**DIRECTIVE**
Copy out the listing that follows, exactly, without its pictures.

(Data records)

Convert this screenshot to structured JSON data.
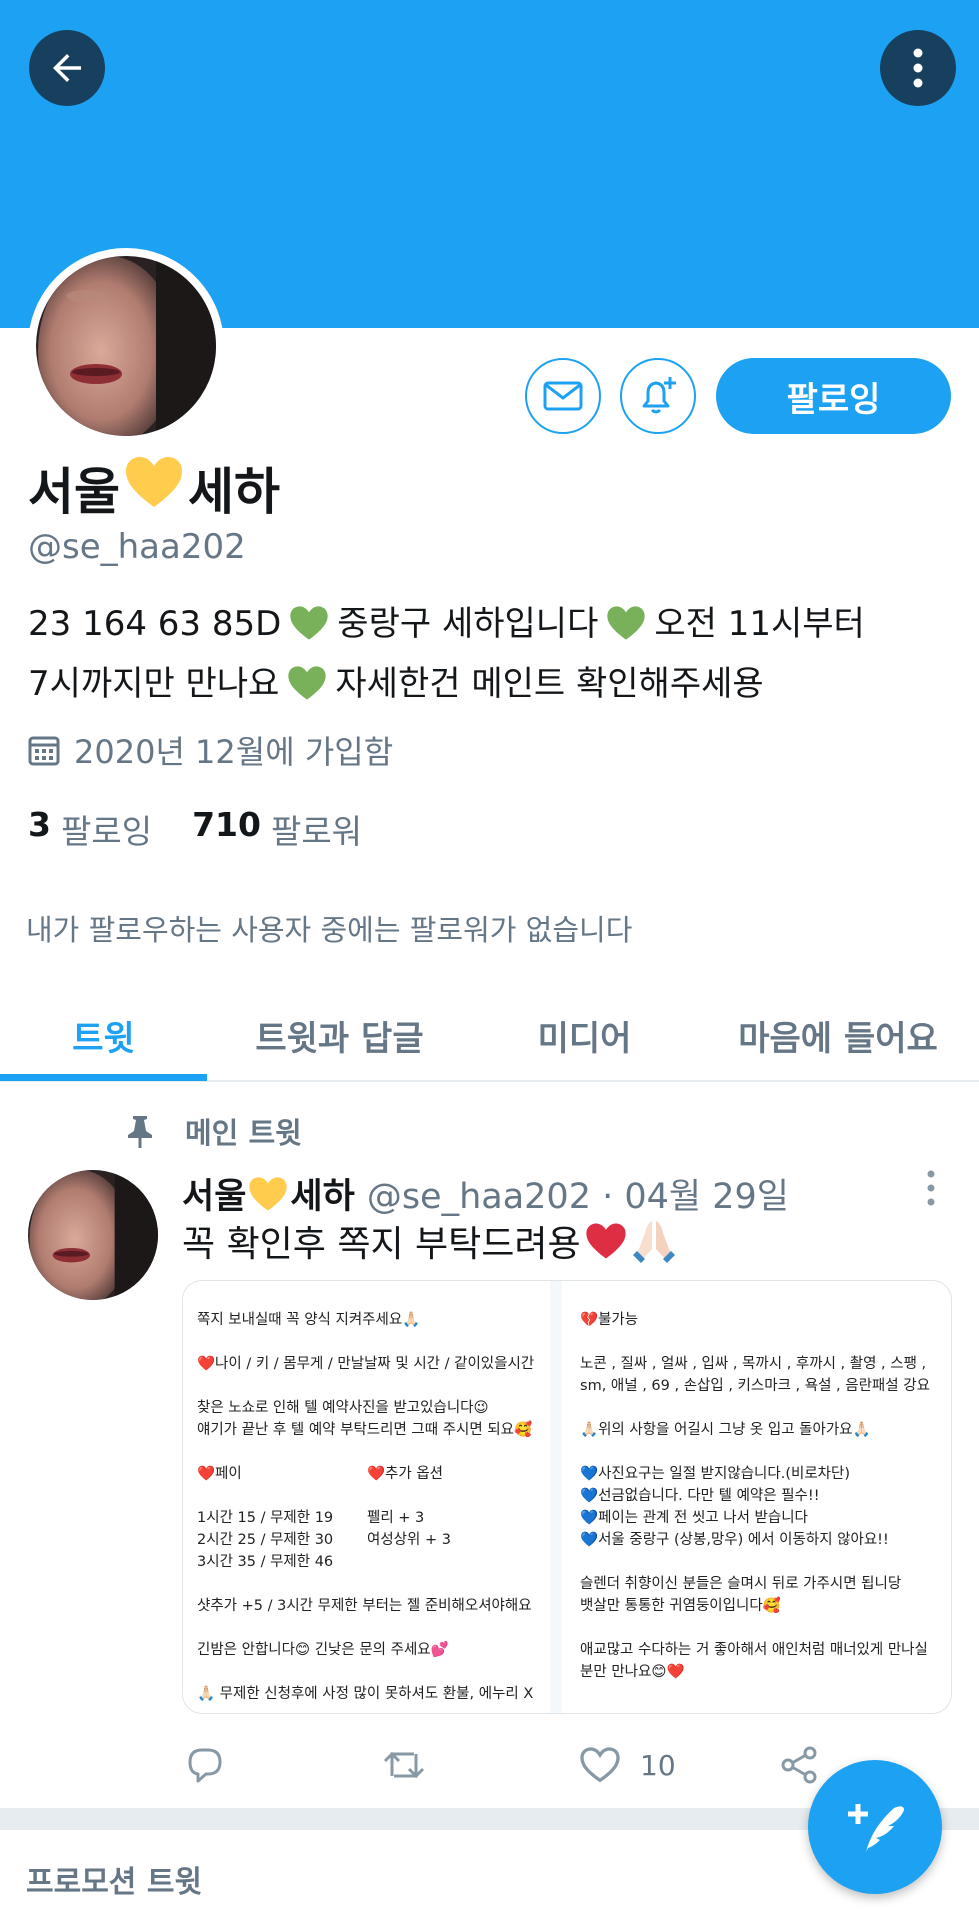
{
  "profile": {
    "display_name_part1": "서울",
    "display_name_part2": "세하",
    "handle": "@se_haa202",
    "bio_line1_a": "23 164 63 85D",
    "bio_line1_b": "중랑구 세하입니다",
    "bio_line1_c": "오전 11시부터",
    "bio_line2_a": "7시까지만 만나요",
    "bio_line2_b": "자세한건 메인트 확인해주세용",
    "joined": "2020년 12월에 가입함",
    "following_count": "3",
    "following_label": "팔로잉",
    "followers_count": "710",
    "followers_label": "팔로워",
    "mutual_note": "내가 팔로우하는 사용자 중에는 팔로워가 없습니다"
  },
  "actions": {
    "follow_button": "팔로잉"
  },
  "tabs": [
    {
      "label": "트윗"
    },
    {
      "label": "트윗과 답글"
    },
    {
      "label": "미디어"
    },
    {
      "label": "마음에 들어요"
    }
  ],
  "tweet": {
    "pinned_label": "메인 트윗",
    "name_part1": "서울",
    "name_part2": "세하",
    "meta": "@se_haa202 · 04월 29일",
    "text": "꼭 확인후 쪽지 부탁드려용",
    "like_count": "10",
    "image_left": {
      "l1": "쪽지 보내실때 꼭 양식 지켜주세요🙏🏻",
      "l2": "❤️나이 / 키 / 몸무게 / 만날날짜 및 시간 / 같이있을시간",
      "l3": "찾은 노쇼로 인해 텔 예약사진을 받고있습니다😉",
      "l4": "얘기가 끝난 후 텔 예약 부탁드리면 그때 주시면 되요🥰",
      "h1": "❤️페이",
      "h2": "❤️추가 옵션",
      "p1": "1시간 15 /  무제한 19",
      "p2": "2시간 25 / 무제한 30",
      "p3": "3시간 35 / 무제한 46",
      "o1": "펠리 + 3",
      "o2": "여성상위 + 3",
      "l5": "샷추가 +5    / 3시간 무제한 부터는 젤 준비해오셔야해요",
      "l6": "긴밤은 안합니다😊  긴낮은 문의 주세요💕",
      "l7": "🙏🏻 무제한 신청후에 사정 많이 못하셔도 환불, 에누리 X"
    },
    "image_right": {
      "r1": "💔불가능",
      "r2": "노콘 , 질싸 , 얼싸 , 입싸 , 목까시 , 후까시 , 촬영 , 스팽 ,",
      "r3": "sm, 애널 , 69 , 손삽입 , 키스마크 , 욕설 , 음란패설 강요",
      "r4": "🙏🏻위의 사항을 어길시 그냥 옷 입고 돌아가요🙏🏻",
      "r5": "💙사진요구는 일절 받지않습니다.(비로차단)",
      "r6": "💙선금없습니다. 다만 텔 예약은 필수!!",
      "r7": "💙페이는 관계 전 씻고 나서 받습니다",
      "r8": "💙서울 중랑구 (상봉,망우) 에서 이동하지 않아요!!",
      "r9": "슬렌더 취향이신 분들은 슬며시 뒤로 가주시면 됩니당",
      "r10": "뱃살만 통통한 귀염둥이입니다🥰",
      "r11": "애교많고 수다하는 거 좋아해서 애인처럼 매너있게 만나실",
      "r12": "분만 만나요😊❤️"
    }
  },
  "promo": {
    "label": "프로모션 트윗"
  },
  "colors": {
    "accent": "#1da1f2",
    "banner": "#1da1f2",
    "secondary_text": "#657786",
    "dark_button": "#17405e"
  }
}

**IN RESPONSE**
Convert this screenshot to structured JSON data.
{
  "profile": {
    "display_name_part1": "서울",
    "display_name_part2": "세하",
    "handle": "@se_haa202",
    "bio_line1_a": "23 164 63 85D",
    "bio_line1_b": "중랑구 세하입니다",
    "bio_line1_c": "오전 11시부터",
    "bio_line2_a": "7시까지만 만나요",
    "bio_line2_b": "자세한건 메인트 확인해주세용",
    "joined": "2020년 12월에 가입함",
    "following_count": "3",
    "following_label": "팔로잉",
    "followers_count": "710",
    "followers_label": "팔로워",
    "mutual_note": "내가 팔로우하는 사용자 중에는 팔로워가 없습니다"
  },
  "actions": {
    "follow_button": "팔로잉"
  },
  "tabs": [
    {
      "label": "트윗"
    },
    {
      "label": "트윗과 답글"
    },
    {
      "label": "미디어"
    },
    {
      "label": "마음에 들어요"
    }
  ],
  "tweet": {
    "pinned_label": "메인 트윗",
    "name_part1": "서울",
    "name_part2": "세하",
    "meta": "@se_haa202 · 04월 29일",
    "text": "꼭 확인후 쪽지 부탁드려용",
    "like_count": "10",
    "image_left": {
      "l1": "쪽지 보내실때 꼭 양식 지켜주세요🙏🏻",
      "l2": "❤️나이 / 키 / 몸무게 / 만날날짜 및 시간 / 같이있을시간",
      "l3": "찾은 노쇼로 인해 텔 예약사진을 받고있습니다😉",
      "l4": "얘기가 끝난 후 텔 예약 부탁드리면 그때 주시면 되요🥰",
      "h1": "❤️페이",
      "h2": "❤️추가 옵션",
      "p1": "1시간 15 /  무제한 19",
      "p2": "2시간 25 / 무제한 30",
      "p3": "3시간 35 / 무제한 46",
      "o1": "펠리 + 3",
      "o2": "여성상위 + 3",
      "l5": "샷추가 +5    / 3시간 무제한 부터는 젤 준비해오셔야해요",
      "l6": "긴밤은 안합니다😊  긴낮은 문의 주세요💕",
      "l7": "🙏🏻 무제한 신청후에 사정 많이 못하셔도 환불, 에누리 X"
    },
    "image_right": {
      "r1": "💔불가능",
      "r2": "노콘 , 질싸 , 얼싸 , 입싸 , 목까시 , 후까시 , 촬영 , 스팽 ,",
      "r3": "sm, 애널 , 69 , 손삽입 , 키스마크 , 욕설 , 음란패설 강요",
      "r4": "🙏🏻위의 사항을 어길시 그냥 옷 입고 돌아가요🙏🏻",
      "r5": "💙사진요구는 일절 받지않습니다.(비로차단)",
      "r6": "💙선금없습니다. 다만 텔 예약은 필수!!",
      "r7": "💙페이는 관계 전 씻고 나서 받습니다",
      "r8": "💙서울 중랑구 (상봉,망우) 에서 이동하지 않아요!!",
      "r9": "슬렌더 취향이신 분들은 슬며시 뒤로 가주시면 됩니당",
      "r10": "뱃살만 통통한 귀염둥이입니다🥰",
      "r11": "애교많고 수다하는 거 좋아해서 애인처럼 매너있게 만나실",
      "r12": "분만 만나요😊❤️"
    }
  },
  "promo": {
    "label": "프로모션 트윗"
  },
  "colors": {
    "accent": "#1da1f2",
    "banner": "#1da1f2",
    "secondary_text": "#657786",
    "dark_button": "#17405e"
  }
}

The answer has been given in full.